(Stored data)
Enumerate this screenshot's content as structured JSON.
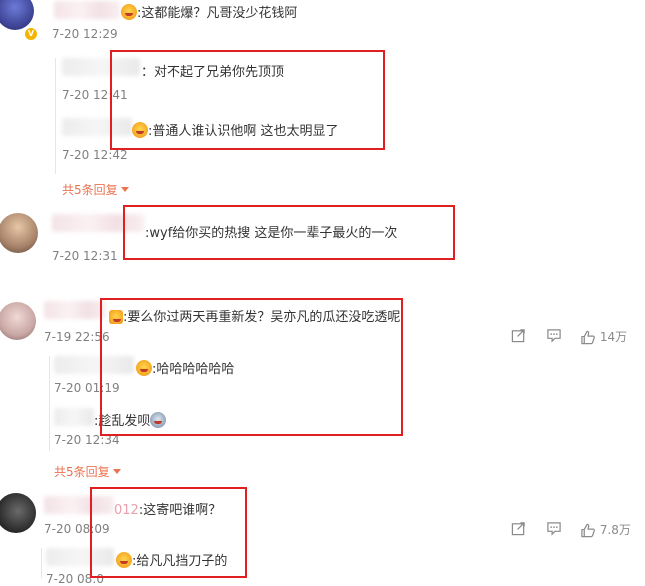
{
  "comments": [
    {
      "text": ":这都能爆？凡哥没少花钱阿",
      "time": "7-20 12:29",
      "replies": [
        {
          "text": "：对不起了兄弟你先顶顶",
          "time": "7-20 12:41"
        },
        {
          "text": ":普通人谁认识他啊 这也太明显了",
          "time": "7-20 12:42"
        }
      ],
      "more_replies": "共5条回复"
    },
    {
      "text": ":wyf给你买的热搜 这是你一辈子最火的一次",
      "time": "7-20 12:31"
    },
    {
      "text": ":要么你过两天再重新发？吴亦凡的瓜还没吃透呢",
      "time": "7-19 22:56",
      "likes": "14万",
      "replies": [
        {
          "text": ":哈哈哈哈哈哈",
          "time": "7-20 01:19"
        },
        {
          "text": ":趁乱发呗",
          "time": "7-20 12:34"
        }
      ],
      "more_replies": "共5条回复"
    },
    {
      "name_suffix": "012",
      "text": ":这寄吧谁啊？",
      "time": "7-20 08:09",
      "likes": "7.8万",
      "replies": [
        {
          "text": ":给凡凡挡刀子的",
          "time": "7-20 08:0"
        }
      ]
    }
  ],
  "icons": [
    "share-icon",
    "comment-icon",
    "like-icon",
    "emoji-icon",
    "verified-badge-icon"
  ],
  "colors": {
    "link": "#eb7350",
    "highlight_box": "#e02020",
    "meta": "#808080"
  }
}
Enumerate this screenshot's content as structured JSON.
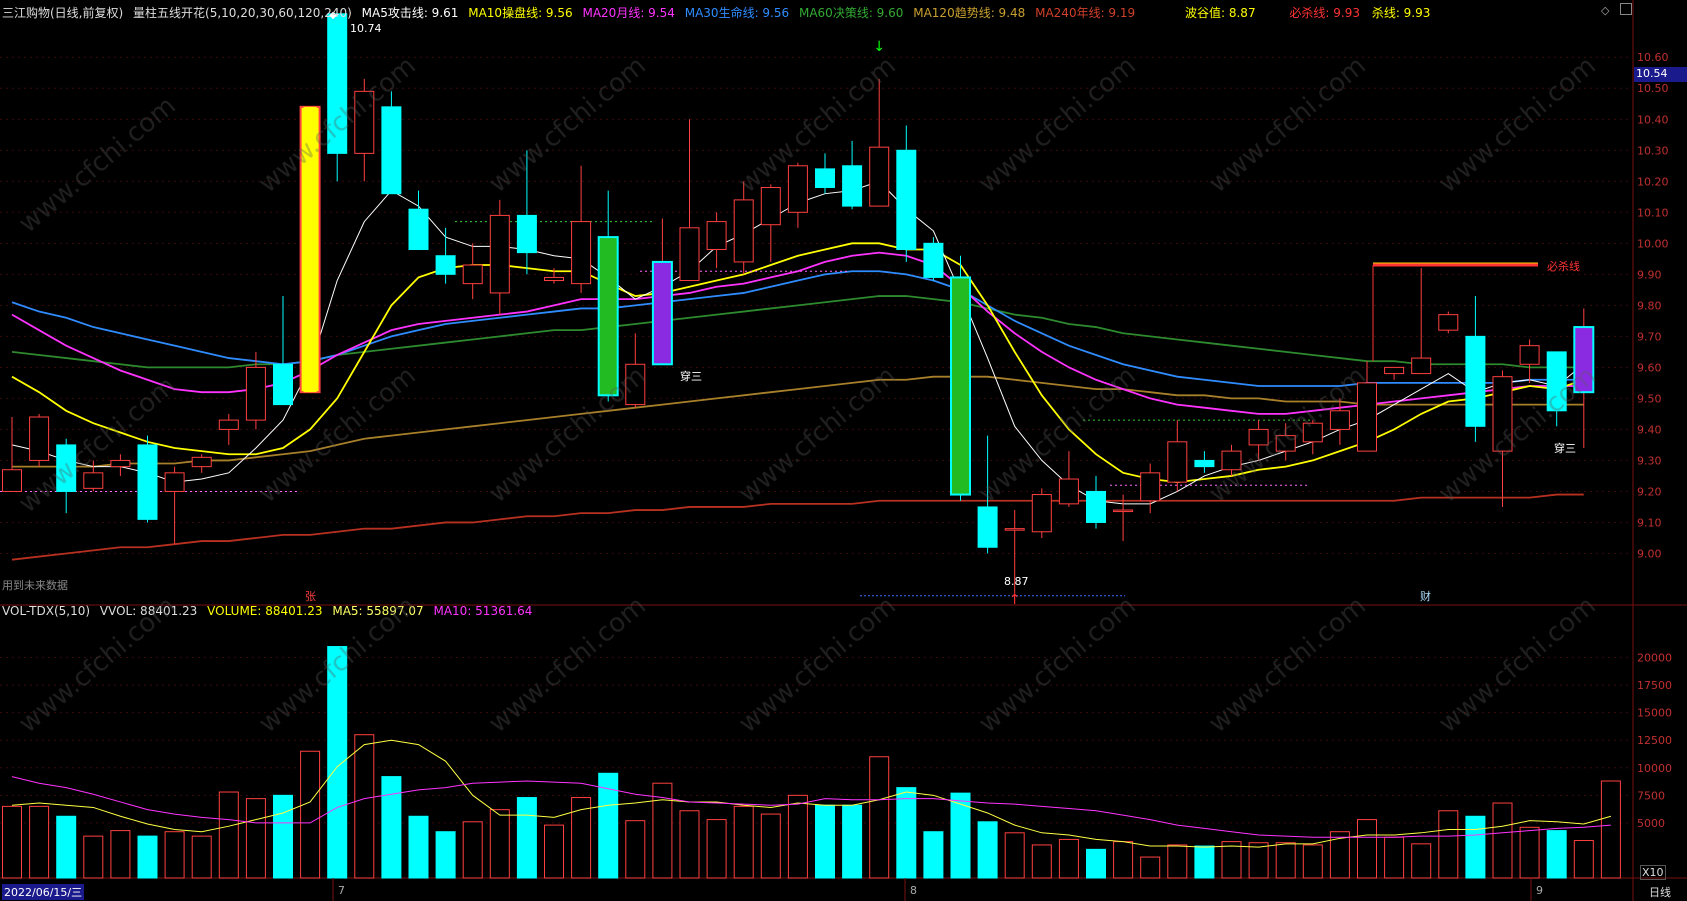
{
  "header": {
    "stock_title": "三江购物(日线,前复权)",
    "indicator_title": "量柱五线开花(5,10,20,30,60,120,240)",
    "ma_items": [
      {
        "label": "MA5攻击线: 9.61",
        "color": "#ffffff"
      },
      {
        "label": "MA10操盘线: 9.56",
        "color": "#ffff00"
      },
      {
        "label": "MA20月线: 9.54",
        "color": "#ff33ff"
      },
      {
        "label": "MA30生命线: 9.56",
        "color": "#2f8cff"
      },
      {
        "label": "MA60决策线: 9.60",
        "color": "#33aa33"
      },
      {
        "label": "MA120趋势线: 9.48",
        "color": "#c8a030"
      },
      {
        "label": "MA240年线: 9.19",
        "color": "#d0402a"
      }
    ],
    "right_items": [
      {
        "label": "波谷值: 8.87",
        "color": "#ffff00"
      },
      {
        "label": "必杀线: 9.93",
        "color": "#ff3333"
      },
      {
        "label": "杀线: 9.93",
        "color": "#ffff00"
      }
    ]
  },
  "volume_header": {
    "title": "VOL-TDX(5,10)",
    "items": [
      {
        "label": "VVOL: 88401.23",
        "color": "#dddddd"
      },
      {
        "label": "VOLUME: 88401.23",
        "color": "#ffff00"
      },
      {
        "label": "MA5: 55897.07",
        "color": "#ffff66"
      },
      {
        "label": "MA10: 51361.64",
        "color": "#ff33ff"
      }
    ]
  },
  "labels": {
    "future_data": "用到未来数据",
    "zhang": "张",
    "cai": "财",
    "bisha": "必杀线",
    "high_value": "10.74",
    "low_value": "8.87",
    "chuansan": "穿三",
    "x10": "X10",
    "date": "2022/06/15/三",
    "period": "日线",
    "month7": "7",
    "month8": "8",
    "month9": "9",
    "watermark": "www.cfchi.com",
    "current_price": "10.54"
  },
  "chart_data": [
    {
      "type": "candlestick",
      "ylim": [
        8.85,
        10.72
      ],
      "ticks": [
        "9.00",
        "9.10",
        "9.20",
        "9.30",
        "9.40",
        "9.50",
        "9.60",
        "9.70",
        "9.80",
        "9.90",
        "10.00",
        "10.10",
        "10.20",
        "10.30",
        "10.40",
        "10.50",
        "10.60"
      ],
      "candles": [
        {
          "o": 9.2,
          "h": 9.44,
          "l": 9.2,
          "c": 9.27
        },
        {
          "o": 9.3,
          "h": 9.45,
          "l": 9.28,
          "c": 9.44
        },
        {
          "o": 9.35,
          "h": 9.37,
          "l": 9.13,
          "c": 9.2
        },
        {
          "o": 9.21,
          "h": 9.3,
          "l": 9.2,
          "c": 9.26
        },
        {
          "o": 9.28,
          "h": 9.32,
          "l": 9.25,
          "c": 9.3
        },
        {
          "o": 9.35,
          "h": 9.38,
          "l": 9.1,
          "c": 9.11
        },
        {
          "o": 9.2,
          "h": 9.28,
          "l": 9.03,
          "c": 9.26
        },
        {
          "o": 9.28,
          "h": 9.32,
          "l": 9.26,
          "c": 9.31
        },
        {
          "o": 9.4,
          "h": 9.45,
          "l": 9.35,
          "c": 9.43
        },
        {
          "o": 9.43,
          "h": 9.65,
          "l": 9.4,
          "c": 9.6
        },
        {
          "o": 9.61,
          "h": 9.83,
          "l": 9.48,
          "c": 9.48
        },
        {
          "o": 9.52,
          "h": 10.44,
          "l": 9.52,
          "c": 10.44
        },
        {
          "o": 10.74,
          "h": 10.74,
          "l": 10.2,
          "c": 10.29
        },
        {
          "o": 10.29,
          "h": 10.53,
          "l": 10.2,
          "c": 10.49
        },
        {
          "o": 10.44,
          "h": 10.49,
          "l": 10.16,
          "c": 10.16
        },
        {
          "o": 10.11,
          "h": 10.17,
          "l": 9.99,
          "c": 9.98
        },
        {
          "o": 9.96,
          "h": 10.05,
          "l": 9.87,
          "c": 9.9
        },
        {
          "o": 9.87,
          "h": 10.0,
          "l": 9.82,
          "c": 9.93
        },
        {
          "o": 9.84,
          "h": 10.14,
          "l": 9.77,
          "c": 10.09
        },
        {
          "o": 10.09,
          "h": 10.3,
          "l": 9.9,
          "c": 9.97
        },
        {
          "o": 9.88,
          "h": 9.92,
          "l": 9.87,
          "c": 9.89
        },
        {
          "o": 9.87,
          "h": 10.25,
          "l": 9.84,
          "c": 10.07
        },
        {
          "o": 10.02,
          "h": 10.17,
          "l": 9.49,
          "c": 9.51
        },
        {
          "o": 9.48,
          "h": 9.71,
          "l": 9.47,
          "c": 9.61
        },
        {
          "o": 9.61,
          "h": 10.08,
          "l": 9.61,
          "c": 9.94
        },
        {
          "o": 9.88,
          "h": 10.4,
          "l": 9.88,
          "c": 10.05
        },
        {
          "o": 9.98,
          "h": 10.1,
          "l": 9.92,
          "c": 10.07
        },
        {
          "o": 9.94,
          "h": 10.2,
          "l": 9.9,
          "c": 10.14
        },
        {
          "o": 10.06,
          "h": 10.19,
          "l": 9.94,
          "c": 10.18
        },
        {
          "o": 10.1,
          "h": 10.26,
          "l": 10.05,
          "c": 10.25
        },
        {
          "o": 10.24,
          "h": 10.29,
          "l": 10.16,
          "c": 10.18
        },
        {
          "o": 10.25,
          "h": 10.33,
          "l": 10.11,
          "c": 10.12
        },
        {
          "o": 10.12,
          "h": 10.53,
          "l": 10.12,
          "c": 10.31
        },
        {
          "o": 10.3,
          "h": 10.38,
          "l": 9.94,
          "c": 9.98
        },
        {
          "o": 10.0,
          "h": 10.02,
          "l": 9.88,
          "c": 9.89
        },
        {
          "o": 9.89,
          "h": 9.96,
          "l": 9.17,
          "c": 9.19
        },
        {
          "o": 9.15,
          "h": 9.38,
          "l": 9.0,
          "c": 9.02
        },
        {
          "o": 9.08,
          "h": 9.14,
          "l": 8.87,
          "c": 9.08
        },
        {
          "o": 9.07,
          "h": 9.21,
          "l": 9.05,
          "c": 9.19
        },
        {
          "o": 9.16,
          "h": 9.33,
          "l": 9.15,
          "c": 9.24
        },
        {
          "o": 9.2,
          "h": 9.25,
          "l": 9.08,
          "c": 9.1
        },
        {
          "o": 9.14,
          "h": 9.19,
          "l": 9.04,
          "c": 9.14
        },
        {
          "o": 9.17,
          "h": 9.29,
          "l": 9.13,
          "c": 9.26
        },
        {
          "o": 9.23,
          "h": 9.43,
          "l": 9.2,
          "c": 9.36
        },
        {
          "o": 9.3,
          "h": 9.33,
          "l": 9.26,
          "c": 9.28
        },
        {
          "o": 9.27,
          "h": 9.35,
          "l": 9.25,
          "c": 9.33
        },
        {
          "o": 9.35,
          "h": 9.43,
          "l": 9.3,
          "c": 9.4
        },
        {
          "o": 9.33,
          "h": 9.42,
          "l": 9.3,
          "c": 9.38
        },
        {
          "o": 9.36,
          "h": 9.43,
          "l": 9.32,
          "c": 9.42
        },
        {
          "o": 9.4,
          "h": 9.5,
          "l": 9.35,
          "c": 9.46
        },
        {
          "o": 9.33,
          "h": 9.62,
          "l": 9.33,
          "c": 9.55
        },
        {
          "o": 9.58,
          "h": 9.6,
          "l": 9.56,
          "c": 9.6
        },
        {
          "o": 9.58,
          "h": 9.92,
          "l": 9.58,
          "c": 9.63
        },
        {
          "o": 9.72,
          "h": 9.78,
          "l": 9.71,
          "c": 9.77
        },
        {
          "o": 9.7,
          "h": 9.83,
          "l": 9.36,
          "c": 9.41
        },
        {
          "o": 9.33,
          "h": 9.59,
          "l": 9.15,
          "c": 9.57
        },
        {
          "o": 9.61,
          "h": 9.69,
          "l": 9.55,
          "c": 9.67
        },
        {
          "o": 9.65,
          "h": 9.65,
          "l": 9.41,
          "c": 9.46
        },
        {
          "o": 9.52,
          "h": 9.79,
          "l": 9.34,
          "c": 9.73
        }
      ],
      "ma5": [
        9.35,
        9.33,
        9.3,
        9.28,
        9.28,
        9.26,
        9.23,
        9.24,
        9.26,
        9.34,
        9.43,
        9.6,
        9.88,
        10.07,
        10.17,
        10.12,
        10.02,
        9.99,
        9.99,
        9.98,
        9.96,
        9.95,
        9.89,
        9.82,
        9.86,
        9.91,
        9.99,
        10.03,
        10.08,
        10.13,
        10.16,
        10.17,
        10.2,
        10.11,
        10.04,
        9.84,
        9.63,
        9.41,
        9.3,
        9.22,
        9.17,
        9.16,
        9.16,
        9.2,
        9.25,
        9.28,
        9.3,
        9.33,
        9.36,
        9.4,
        9.43,
        9.48,
        9.53,
        9.58,
        9.52,
        9.55,
        9.56,
        9.54,
        9.61
      ],
      "ma10": [
        9.57,
        9.52,
        9.46,
        9.42,
        9.39,
        9.36,
        9.34,
        9.33,
        9.32,
        9.32,
        9.34,
        9.4,
        9.5,
        9.65,
        9.8,
        9.89,
        9.92,
        9.93,
        9.93,
        9.92,
        9.91,
        9.91,
        9.87,
        9.83,
        9.84,
        9.86,
        9.88,
        9.9,
        9.93,
        9.96,
        9.98,
        10.0,
        10.0,
        9.98,
        9.98,
        9.93,
        9.8,
        9.65,
        9.51,
        9.4,
        9.32,
        9.26,
        9.24,
        9.23,
        9.24,
        9.25,
        9.27,
        9.28,
        9.3,
        9.33,
        9.36,
        9.4,
        9.45,
        9.49,
        9.5,
        9.52,
        9.54,
        9.53,
        9.56
      ],
      "ma20": [
        9.77,
        9.72,
        9.67,
        9.63,
        9.59,
        9.56,
        9.53,
        9.52,
        9.52,
        9.53,
        9.55,
        9.59,
        9.64,
        9.68,
        9.72,
        9.74,
        9.75,
        9.76,
        9.77,
        9.78,
        9.8,
        9.82,
        9.82,
        9.82,
        9.83,
        9.84,
        9.86,
        9.87,
        9.89,
        9.91,
        9.94,
        9.96,
        9.97,
        9.96,
        9.93,
        9.86,
        9.78,
        9.71,
        9.65,
        9.6,
        9.56,
        9.53,
        9.5,
        9.48,
        9.47,
        9.46,
        9.45,
        9.45,
        9.46,
        9.47,
        9.48,
        9.49,
        9.5,
        9.51,
        9.52,
        9.53,
        9.54,
        9.54,
        9.54
      ],
      "ma30": [
        9.81,
        9.78,
        9.76,
        9.73,
        9.71,
        9.69,
        9.67,
        9.65,
        9.63,
        9.62,
        9.61,
        9.62,
        9.64,
        9.67,
        9.7,
        9.72,
        9.74,
        9.75,
        9.76,
        9.77,
        9.78,
        9.79,
        9.79,
        9.8,
        9.81,
        9.82,
        9.83,
        9.84,
        9.86,
        9.88,
        9.9,
        9.91,
        9.91,
        9.9,
        9.88,
        9.85,
        9.8,
        9.75,
        9.71,
        9.67,
        9.64,
        9.61,
        9.59,
        9.57,
        9.56,
        9.55,
        9.54,
        9.54,
        9.54,
        9.54,
        9.55,
        9.55,
        9.55,
        9.55,
        9.55,
        9.55,
        9.56,
        9.56,
        9.56
      ],
      "ma60": [
        9.65,
        9.64,
        9.63,
        9.62,
        9.61,
        9.6,
        9.6,
        9.6,
        9.6,
        9.61,
        9.61,
        9.62,
        9.64,
        9.65,
        9.66,
        9.67,
        9.68,
        9.69,
        9.7,
        9.71,
        9.72,
        9.72,
        9.73,
        9.74,
        9.75,
        9.76,
        9.77,
        9.78,
        9.79,
        9.8,
        9.81,
        9.82,
        9.83,
        9.83,
        9.82,
        9.81,
        9.79,
        9.77,
        9.76,
        9.74,
        9.73,
        9.71,
        9.7,
        9.69,
        9.68,
        9.67,
        9.66,
        9.65,
        9.64,
        9.63,
        9.62,
        9.62,
        9.61,
        9.61,
        9.61,
        9.61,
        9.6,
        9.6,
        9.6
      ],
      "ma120": [
        9.28,
        9.28,
        9.28,
        9.28,
        9.29,
        9.29,
        9.29,
        9.3,
        9.3,
        9.31,
        9.32,
        9.33,
        9.35,
        9.37,
        9.38,
        9.39,
        9.4,
        9.41,
        9.42,
        9.43,
        9.44,
        9.45,
        9.46,
        9.47,
        9.48,
        9.49,
        9.5,
        9.51,
        9.52,
        9.53,
        9.54,
        9.55,
        9.56,
        9.56,
        9.57,
        9.57,
        9.57,
        9.56,
        9.55,
        9.54,
        9.53,
        9.53,
        9.52,
        9.51,
        9.51,
        9.5,
        9.5,
        9.49,
        9.49,
        9.49,
        9.48,
        9.48,
        9.48,
        9.48,
        9.48,
        9.48,
        9.48,
        9.48,
        9.48
      ],
      "ma240": [
        8.98,
        8.99,
        9.0,
        9.01,
        9.02,
        9.02,
        9.03,
        9.04,
        9.04,
        9.05,
        9.06,
        9.06,
        9.07,
        9.08,
        9.08,
        9.09,
        9.1,
        9.1,
        9.11,
        9.12,
        9.12,
        9.13,
        9.13,
        9.14,
        9.14,
        9.15,
        9.15,
        9.15,
        9.16,
        9.16,
        9.16,
        9.16,
        9.17,
        9.17,
        9.17,
        9.17,
        9.17,
        9.17,
        9.17,
        9.17,
        9.17,
        9.17,
        9.17,
        9.17,
        9.17,
        9.17,
        9.17,
        9.17,
        9.17,
        9.17,
        9.17,
        9.17,
        9.18,
        9.18,
        9.18,
        9.18,
        9.18,
        9.19,
        9.19
      ],
      "kill_line": 9.93,
      "valley": 8.87
    },
    {
      "type": "bar",
      "ylim": [
        0,
        22500
      ],
      "ticks": [
        "5000",
        "7500",
        "10000",
        "12500",
        "15000",
        "17500",
        "20000"
      ],
      "unit": "X10",
      "volume": [
        6500,
        6500,
        5600,
        3800,
        4300,
        3800,
        4200,
        3800,
        7800,
        7200,
        7500,
        11500,
        21000,
        13000,
        9200,
        5600,
        4200,
        5100,
        6200,
        7300,
        4800,
        7300,
        9500,
        5200,
        8600,
        6100,
        5300,
        6500,
        5800,
        7500,
        6600,
        6600,
        11000,
        8200,
        4200,
        7700,
        5100,
        4100,
        3000,
        3500,
        2600,
        3300,
        1900,
        3000,
        2900,
        3300,
        3200,
        3200,
        3000,
        4200,
        5300,
        3700,
        3100,
        6100,
        5600,
        6800,
        4600,
        4300,
        3400,
        8800
      ],
      "ma5": [
        6600,
        6800,
        6600,
        6400,
        5600,
        4900,
        4400,
        4200,
        4700,
        5300,
        5900,
        6900,
        10100,
        12100,
        12500,
        12100,
        10600,
        7500,
        5700,
        5700,
        5500,
        6200,
        6600,
        6800,
        7100,
        6900,
        6900,
        6600,
        6400,
        6800,
        6600,
        6600,
        7100,
        7800,
        7500,
        6700,
        5900,
        4800,
        4100,
        3900,
        3500,
        3300,
        2900,
        2900,
        2800,
        2900,
        2800,
        3100,
        3100,
        3600,
        3900,
        3900,
        4100,
        4400,
        4400,
        4700,
        5200,
        5100,
        4900,
        5600
      ],
      "ma10": [
        9200,
        8600,
        8200,
        7600,
        6900,
        6200,
        5800,
        5500,
        5300,
        5000,
        5000,
        5000,
        6400,
        7200,
        7600,
        8000,
        8200,
        8600,
        8700,
        8800,
        8700,
        8600,
        8100,
        7600,
        7300,
        6900,
        6800,
        6700,
        6600,
        6700,
        7200,
        7100,
        7100,
        7200,
        7200,
        7000,
        6800,
        6700,
        6500,
        6300,
        6100,
        5700,
        5300,
        4800,
        4500,
        4200,
        3900,
        3800,
        3700,
        3700,
        3700,
        3700,
        3800,
        3800,
        3900,
        4100,
        4300,
        4500,
        4600,
        4800
      ]
    }
  ]
}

**Task brief**
Using the entries above, find all lines with "time". Copy them.

**Exercise response**
      "time": "7-20 12:29",
          "time": "7-20 12:41"
          "time": "7-20 12:42"
      "time": "7-20 12:31"
      "time": "7-19 22:56",
          "time": "7-20 01:19"
          "time": "7-20 12:34"
      "time": "7-20 08:09",
          "time": "7-20 08:0"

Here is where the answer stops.